§ **Input for this task**
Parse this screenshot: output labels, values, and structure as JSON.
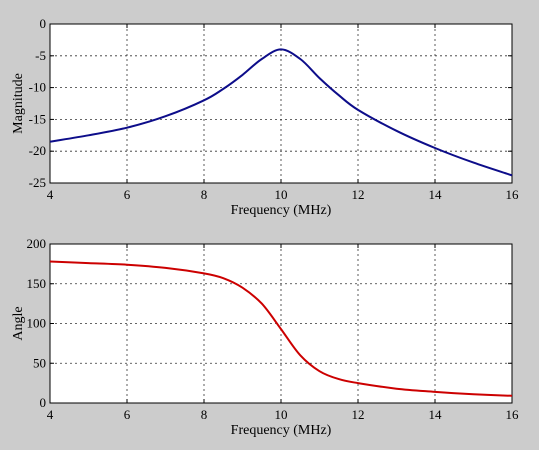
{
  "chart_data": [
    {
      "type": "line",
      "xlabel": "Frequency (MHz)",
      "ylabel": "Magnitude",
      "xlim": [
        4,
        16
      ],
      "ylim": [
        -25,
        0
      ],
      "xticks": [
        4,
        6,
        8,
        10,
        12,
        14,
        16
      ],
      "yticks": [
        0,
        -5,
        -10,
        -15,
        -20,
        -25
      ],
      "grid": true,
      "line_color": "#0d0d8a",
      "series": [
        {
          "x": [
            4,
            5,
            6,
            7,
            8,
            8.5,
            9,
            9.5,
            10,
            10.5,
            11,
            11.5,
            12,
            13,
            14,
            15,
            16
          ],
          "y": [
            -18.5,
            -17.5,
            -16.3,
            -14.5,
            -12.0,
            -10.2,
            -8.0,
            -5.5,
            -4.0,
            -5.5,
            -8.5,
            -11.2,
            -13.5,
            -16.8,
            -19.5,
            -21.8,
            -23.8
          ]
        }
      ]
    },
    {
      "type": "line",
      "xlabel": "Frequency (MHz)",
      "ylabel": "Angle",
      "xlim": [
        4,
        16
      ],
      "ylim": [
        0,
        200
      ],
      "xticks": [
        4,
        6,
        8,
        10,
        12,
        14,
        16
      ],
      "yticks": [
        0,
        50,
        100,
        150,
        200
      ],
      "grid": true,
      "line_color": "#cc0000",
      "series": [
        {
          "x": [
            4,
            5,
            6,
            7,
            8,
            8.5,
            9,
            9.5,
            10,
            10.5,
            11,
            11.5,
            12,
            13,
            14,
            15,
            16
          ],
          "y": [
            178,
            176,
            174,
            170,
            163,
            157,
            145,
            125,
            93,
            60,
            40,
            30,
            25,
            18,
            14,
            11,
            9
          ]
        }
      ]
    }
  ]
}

§ **Required work**
Write out the material above once more, exactly as it reads, with no pictures.

§ **Answer to the problem**
Parse this screenshot: output labels, values, and structure as JSON.
{
  "chart_data": [
    {
      "type": "line",
      "xlabel": "Frequency (MHz)",
      "ylabel": "Magnitude",
      "xlim": [
        4,
        16
      ],
      "ylim": [
        -25,
        0
      ],
      "xticks": [
        4,
        6,
        8,
        10,
        12,
        14,
        16
      ],
      "yticks": [
        0,
        -5,
        -10,
        -15,
        -20,
        -25
      ],
      "grid": true,
      "line_color": "#0d0d8a",
      "series": [
        {
          "x": [
            4,
            5,
            6,
            7,
            8,
            8.5,
            9,
            9.5,
            10,
            10.5,
            11,
            11.5,
            12,
            13,
            14,
            15,
            16
          ],
          "y": [
            -18.5,
            -17.5,
            -16.3,
            -14.5,
            -12.0,
            -10.2,
            -8.0,
            -5.5,
            -4.0,
            -5.5,
            -8.5,
            -11.2,
            -13.5,
            -16.8,
            -19.5,
            -21.8,
            -23.8
          ]
        }
      ]
    },
    {
      "type": "line",
      "xlabel": "Frequency (MHz)",
      "ylabel": "Angle",
      "xlim": [
        4,
        16
      ],
      "ylim": [
        0,
        200
      ],
      "xticks": [
        4,
        6,
        8,
        10,
        12,
        14,
        16
      ],
      "yticks": [
        0,
        50,
        100,
        150,
        200
      ],
      "grid": true,
      "line_color": "#cc0000",
      "series": [
        {
          "x": [
            4,
            5,
            6,
            7,
            8,
            8.5,
            9,
            9.5,
            10,
            10.5,
            11,
            11.5,
            12,
            13,
            14,
            15,
            16
          ],
          "y": [
            178,
            176,
            174,
            170,
            163,
            157,
            145,
            125,
            93,
            60,
            40,
            30,
            25,
            18,
            14,
            11,
            9
          ]
        }
      ]
    }
  ]
}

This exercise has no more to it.